**Records from a dataset:**
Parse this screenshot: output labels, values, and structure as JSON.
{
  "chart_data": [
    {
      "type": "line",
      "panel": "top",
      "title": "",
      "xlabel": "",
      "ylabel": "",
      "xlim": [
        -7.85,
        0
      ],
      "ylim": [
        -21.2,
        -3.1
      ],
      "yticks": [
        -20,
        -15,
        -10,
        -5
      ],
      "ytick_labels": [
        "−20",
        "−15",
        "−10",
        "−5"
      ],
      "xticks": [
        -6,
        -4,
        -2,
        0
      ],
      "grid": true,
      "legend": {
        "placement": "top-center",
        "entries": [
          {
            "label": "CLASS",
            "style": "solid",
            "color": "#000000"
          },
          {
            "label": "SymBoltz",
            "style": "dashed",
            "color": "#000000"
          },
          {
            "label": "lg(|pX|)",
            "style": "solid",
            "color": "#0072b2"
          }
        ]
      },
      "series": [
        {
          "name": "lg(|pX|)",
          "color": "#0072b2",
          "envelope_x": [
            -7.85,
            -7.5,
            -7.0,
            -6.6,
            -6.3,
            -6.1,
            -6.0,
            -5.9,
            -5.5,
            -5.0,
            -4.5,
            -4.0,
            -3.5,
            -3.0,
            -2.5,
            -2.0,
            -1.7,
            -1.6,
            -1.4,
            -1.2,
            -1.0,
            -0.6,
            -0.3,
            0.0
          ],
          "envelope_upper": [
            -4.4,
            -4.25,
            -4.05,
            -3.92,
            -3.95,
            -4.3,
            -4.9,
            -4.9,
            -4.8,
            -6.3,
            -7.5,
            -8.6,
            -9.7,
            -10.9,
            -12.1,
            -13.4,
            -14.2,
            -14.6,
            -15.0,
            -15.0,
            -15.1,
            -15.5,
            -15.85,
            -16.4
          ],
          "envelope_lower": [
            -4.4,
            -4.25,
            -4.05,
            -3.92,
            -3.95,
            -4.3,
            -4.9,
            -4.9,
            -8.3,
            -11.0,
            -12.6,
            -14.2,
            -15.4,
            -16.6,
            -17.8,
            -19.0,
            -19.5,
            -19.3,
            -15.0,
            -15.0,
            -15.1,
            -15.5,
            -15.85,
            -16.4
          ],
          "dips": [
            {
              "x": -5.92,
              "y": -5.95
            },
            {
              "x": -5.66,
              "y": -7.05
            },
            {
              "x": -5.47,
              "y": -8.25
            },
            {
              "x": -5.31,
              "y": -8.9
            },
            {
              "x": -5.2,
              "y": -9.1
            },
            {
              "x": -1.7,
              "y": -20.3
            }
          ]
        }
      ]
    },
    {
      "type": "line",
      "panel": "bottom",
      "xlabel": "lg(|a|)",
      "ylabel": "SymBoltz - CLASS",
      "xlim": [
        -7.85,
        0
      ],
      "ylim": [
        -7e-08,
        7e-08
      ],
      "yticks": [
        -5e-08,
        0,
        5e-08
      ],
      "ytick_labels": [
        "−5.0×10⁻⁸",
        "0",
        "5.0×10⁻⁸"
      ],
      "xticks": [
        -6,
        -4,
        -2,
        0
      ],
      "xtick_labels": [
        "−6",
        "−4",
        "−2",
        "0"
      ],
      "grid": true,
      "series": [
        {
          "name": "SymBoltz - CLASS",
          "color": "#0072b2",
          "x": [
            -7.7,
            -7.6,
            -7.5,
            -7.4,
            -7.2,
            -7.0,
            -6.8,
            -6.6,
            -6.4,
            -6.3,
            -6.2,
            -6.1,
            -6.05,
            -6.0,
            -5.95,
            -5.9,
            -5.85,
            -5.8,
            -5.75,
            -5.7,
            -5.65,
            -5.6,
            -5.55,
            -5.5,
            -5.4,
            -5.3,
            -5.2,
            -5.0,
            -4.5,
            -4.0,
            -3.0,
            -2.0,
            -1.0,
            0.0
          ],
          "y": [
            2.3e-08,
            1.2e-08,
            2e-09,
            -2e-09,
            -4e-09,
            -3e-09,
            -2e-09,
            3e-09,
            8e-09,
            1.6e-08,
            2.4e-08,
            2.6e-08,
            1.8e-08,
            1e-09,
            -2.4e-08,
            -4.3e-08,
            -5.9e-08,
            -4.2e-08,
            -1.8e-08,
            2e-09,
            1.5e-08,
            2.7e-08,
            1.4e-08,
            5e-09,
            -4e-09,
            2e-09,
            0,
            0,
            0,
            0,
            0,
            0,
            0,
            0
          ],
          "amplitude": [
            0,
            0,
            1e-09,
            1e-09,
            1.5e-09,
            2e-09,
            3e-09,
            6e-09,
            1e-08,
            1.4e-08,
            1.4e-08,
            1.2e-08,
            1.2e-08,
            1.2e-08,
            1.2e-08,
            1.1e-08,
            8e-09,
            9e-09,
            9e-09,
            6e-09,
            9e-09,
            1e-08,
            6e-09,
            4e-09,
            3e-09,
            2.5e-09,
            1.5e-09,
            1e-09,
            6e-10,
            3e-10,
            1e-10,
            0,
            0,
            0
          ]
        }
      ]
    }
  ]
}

**Task prompt:**
What is the number of lines in the data that hold the word "SymBoltz"? Reply with that number and nothing else.

**Written solution:**
3